• _WHAT TO WORK ON_
Copy exactly the lines from the one containing "Output a JSON" through the last line of the records, both included, and nothing more.

Stored data entries
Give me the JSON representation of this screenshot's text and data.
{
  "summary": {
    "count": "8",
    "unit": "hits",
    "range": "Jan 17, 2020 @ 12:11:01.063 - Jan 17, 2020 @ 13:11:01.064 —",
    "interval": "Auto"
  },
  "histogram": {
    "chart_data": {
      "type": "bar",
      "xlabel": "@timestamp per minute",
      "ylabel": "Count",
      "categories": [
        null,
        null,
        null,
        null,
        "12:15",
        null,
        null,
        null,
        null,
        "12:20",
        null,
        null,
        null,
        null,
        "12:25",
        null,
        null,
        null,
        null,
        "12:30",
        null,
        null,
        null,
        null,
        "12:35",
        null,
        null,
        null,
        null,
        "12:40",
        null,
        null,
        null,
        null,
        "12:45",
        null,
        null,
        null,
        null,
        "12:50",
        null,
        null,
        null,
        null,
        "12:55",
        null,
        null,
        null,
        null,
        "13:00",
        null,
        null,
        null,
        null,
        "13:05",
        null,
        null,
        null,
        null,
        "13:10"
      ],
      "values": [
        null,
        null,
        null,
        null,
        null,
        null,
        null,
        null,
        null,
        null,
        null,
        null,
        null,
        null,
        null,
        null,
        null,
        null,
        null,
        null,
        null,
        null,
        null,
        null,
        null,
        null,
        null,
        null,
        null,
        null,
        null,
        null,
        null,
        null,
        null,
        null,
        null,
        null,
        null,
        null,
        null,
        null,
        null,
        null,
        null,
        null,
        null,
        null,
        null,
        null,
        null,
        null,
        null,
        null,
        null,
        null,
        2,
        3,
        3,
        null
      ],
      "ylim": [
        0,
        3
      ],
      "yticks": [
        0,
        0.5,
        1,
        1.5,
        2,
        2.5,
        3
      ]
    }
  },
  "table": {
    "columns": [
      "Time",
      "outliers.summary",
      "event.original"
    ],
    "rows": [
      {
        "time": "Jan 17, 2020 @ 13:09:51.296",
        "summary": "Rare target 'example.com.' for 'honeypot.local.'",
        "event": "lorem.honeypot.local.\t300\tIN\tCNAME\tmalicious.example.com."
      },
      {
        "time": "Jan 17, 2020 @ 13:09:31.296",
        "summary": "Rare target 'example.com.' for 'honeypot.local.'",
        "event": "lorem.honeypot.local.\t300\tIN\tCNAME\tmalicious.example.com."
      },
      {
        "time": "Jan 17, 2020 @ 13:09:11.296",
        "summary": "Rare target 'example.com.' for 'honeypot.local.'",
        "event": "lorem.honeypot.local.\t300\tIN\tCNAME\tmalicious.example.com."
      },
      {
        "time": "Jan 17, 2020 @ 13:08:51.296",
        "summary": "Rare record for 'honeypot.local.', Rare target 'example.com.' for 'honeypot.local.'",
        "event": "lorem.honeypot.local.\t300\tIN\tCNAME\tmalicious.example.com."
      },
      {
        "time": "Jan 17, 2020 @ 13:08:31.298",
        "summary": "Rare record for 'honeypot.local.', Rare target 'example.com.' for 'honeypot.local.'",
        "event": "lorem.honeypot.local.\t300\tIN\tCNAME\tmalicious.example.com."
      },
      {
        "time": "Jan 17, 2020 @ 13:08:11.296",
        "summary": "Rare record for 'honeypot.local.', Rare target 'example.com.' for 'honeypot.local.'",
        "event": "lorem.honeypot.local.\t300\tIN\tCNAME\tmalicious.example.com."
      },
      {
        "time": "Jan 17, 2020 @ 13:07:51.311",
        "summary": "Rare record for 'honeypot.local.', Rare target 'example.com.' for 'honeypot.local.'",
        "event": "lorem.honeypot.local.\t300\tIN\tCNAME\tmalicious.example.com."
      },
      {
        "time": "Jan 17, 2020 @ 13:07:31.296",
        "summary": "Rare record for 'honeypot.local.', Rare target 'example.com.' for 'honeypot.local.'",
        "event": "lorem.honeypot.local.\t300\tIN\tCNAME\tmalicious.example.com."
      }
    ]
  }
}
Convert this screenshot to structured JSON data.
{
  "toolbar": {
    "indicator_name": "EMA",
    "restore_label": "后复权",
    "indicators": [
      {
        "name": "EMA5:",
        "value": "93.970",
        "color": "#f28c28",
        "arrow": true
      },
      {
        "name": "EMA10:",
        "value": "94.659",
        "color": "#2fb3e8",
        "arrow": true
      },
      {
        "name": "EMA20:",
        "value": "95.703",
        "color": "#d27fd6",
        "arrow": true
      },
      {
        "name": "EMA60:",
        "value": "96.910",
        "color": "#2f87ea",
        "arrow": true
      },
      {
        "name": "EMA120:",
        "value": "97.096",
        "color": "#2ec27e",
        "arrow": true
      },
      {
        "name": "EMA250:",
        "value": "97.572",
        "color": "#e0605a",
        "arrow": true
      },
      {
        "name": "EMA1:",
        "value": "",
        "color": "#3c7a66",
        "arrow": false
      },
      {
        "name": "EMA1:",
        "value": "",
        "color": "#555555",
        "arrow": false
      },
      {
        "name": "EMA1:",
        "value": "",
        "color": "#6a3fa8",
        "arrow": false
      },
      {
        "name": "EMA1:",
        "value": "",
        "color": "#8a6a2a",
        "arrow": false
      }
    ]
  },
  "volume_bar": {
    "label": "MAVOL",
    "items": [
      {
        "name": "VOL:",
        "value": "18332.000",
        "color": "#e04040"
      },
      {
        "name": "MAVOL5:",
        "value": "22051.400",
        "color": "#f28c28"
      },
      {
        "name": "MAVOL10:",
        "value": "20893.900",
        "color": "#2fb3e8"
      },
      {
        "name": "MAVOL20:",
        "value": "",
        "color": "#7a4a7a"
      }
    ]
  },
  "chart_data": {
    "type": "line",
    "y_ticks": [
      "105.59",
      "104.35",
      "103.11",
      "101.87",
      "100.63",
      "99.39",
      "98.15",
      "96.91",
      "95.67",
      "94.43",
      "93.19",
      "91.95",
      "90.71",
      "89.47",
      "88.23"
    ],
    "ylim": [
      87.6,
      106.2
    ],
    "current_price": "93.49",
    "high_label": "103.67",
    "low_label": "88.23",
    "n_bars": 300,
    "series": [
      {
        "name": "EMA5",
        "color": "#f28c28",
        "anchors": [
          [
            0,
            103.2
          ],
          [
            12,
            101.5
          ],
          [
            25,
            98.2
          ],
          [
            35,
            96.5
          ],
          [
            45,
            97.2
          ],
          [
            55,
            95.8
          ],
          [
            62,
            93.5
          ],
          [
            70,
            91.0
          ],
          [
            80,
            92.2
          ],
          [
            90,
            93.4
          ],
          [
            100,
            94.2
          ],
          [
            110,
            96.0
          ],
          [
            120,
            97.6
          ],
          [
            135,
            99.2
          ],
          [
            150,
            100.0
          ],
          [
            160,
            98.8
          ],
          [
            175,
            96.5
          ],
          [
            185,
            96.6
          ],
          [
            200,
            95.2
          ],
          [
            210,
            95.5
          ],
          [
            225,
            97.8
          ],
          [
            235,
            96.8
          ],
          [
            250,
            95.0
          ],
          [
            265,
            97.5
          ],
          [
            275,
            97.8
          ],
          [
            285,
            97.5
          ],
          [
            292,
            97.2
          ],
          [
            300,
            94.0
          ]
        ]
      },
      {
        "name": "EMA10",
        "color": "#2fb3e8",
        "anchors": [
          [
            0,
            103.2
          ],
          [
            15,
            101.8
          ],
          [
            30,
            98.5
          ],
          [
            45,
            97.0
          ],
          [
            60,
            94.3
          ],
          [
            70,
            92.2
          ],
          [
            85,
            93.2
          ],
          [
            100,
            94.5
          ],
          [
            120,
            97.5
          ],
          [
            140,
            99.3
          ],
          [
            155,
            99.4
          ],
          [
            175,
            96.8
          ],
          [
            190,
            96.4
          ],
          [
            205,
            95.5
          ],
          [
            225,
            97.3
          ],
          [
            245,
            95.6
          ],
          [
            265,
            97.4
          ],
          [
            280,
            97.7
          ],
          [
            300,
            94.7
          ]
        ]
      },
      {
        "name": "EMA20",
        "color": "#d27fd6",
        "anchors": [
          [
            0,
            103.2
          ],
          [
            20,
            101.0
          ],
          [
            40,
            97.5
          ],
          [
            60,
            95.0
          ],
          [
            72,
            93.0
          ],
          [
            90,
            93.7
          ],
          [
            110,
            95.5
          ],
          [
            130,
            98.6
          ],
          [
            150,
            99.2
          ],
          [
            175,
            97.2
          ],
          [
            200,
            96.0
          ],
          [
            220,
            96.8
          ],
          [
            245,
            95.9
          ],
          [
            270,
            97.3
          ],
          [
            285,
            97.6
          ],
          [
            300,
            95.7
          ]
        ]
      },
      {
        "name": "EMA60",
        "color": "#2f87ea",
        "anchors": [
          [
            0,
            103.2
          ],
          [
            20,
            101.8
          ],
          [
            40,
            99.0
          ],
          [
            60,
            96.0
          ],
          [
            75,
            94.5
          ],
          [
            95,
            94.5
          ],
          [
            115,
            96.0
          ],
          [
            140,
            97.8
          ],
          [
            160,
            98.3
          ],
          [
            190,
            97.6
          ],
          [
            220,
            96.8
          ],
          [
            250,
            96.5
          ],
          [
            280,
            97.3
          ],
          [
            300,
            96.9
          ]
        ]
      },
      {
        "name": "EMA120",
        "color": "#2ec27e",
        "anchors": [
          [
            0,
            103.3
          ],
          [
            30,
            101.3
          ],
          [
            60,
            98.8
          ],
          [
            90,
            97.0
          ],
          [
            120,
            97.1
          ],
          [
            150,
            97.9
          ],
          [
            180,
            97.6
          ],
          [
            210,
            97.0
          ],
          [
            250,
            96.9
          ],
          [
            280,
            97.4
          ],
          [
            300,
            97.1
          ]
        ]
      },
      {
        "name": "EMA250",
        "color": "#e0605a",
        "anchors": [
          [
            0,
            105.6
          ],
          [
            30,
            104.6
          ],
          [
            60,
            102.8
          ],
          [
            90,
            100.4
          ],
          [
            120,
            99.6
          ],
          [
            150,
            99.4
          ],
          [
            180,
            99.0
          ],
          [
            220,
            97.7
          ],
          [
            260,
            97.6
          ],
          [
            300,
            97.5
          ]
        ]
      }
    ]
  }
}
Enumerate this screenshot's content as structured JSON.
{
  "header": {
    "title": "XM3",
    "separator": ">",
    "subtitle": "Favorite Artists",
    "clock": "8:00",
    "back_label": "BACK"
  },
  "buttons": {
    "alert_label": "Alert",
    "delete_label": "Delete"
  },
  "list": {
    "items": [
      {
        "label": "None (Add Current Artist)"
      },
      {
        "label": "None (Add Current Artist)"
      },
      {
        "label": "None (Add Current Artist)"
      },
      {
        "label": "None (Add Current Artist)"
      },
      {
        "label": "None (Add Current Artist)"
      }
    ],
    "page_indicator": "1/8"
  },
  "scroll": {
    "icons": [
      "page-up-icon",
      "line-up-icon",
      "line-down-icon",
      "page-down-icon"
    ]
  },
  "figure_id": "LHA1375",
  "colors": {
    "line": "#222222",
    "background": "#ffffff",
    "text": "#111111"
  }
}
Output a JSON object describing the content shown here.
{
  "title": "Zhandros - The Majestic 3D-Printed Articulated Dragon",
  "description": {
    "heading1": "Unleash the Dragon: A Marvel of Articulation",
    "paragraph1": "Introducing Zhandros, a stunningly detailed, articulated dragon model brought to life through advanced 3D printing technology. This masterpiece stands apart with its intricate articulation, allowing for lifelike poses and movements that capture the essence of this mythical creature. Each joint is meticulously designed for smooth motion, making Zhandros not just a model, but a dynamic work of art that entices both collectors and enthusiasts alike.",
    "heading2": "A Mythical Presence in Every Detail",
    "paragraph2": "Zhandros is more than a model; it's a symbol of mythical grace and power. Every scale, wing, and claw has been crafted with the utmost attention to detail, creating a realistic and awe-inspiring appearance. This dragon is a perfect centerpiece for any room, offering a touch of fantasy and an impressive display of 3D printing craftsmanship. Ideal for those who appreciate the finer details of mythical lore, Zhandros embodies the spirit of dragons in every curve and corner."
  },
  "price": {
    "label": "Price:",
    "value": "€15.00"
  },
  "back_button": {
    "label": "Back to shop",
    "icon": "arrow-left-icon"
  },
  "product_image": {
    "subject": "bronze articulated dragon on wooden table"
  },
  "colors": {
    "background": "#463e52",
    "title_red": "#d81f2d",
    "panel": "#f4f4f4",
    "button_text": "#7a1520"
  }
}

• _THE COMPLETED TASK_
Output a JSON object describing the content shown here.
{
  "title": "Zhandros - The Majestic 3D-Printed Articulated Dragon",
  "description": {
    "heading1": "Unleash the Dragon: A Marvel of Articulation",
    "paragraph1": "Introducing Zhandros, a stunningly detailed, articulated dragon model brought to life through advanced 3D printing technology. This masterpiece stands apart with its intricate articulation, allowing for lifelike poses and movements that capture the essence of this mythical creature. Each joint is meticulously designed for smooth motion, making Zhandros not just a model, but a dynamic work of art that entices both collectors and enthusiasts alike.",
    "heading2": "A Mythical Presence in Every Detail",
    "paragraph2": "Zhandros is more than a model; it's a symbol of mythical grace and power. Every scale, wing, and claw has been crafted with the utmost attention to detail, creating a realistic and awe-inspiring appearance. This dragon is a perfect centerpiece for any room, offering a touch of fantasy and an impressive display of 3D printing craftsmanship. Ideal for those who appreciate the finer details of mythical lore, Zhandros embodies the spirit of dragons in every curve and corner."
  },
  "price": {
    "label": "Price:",
    "value": "€15.00"
  },
  "back_button": {
    "label": "Back to shop",
    "icon": "arrow-left-icon"
  },
  "product_image": {
    "subject": "bronze articulated dragon on wooden table"
  },
  "colors": {
    "background": "#463e52",
    "title_red": "#d81f2d",
    "panel": "#f4f4f4",
    "button_text": "#7a1520"
  }
}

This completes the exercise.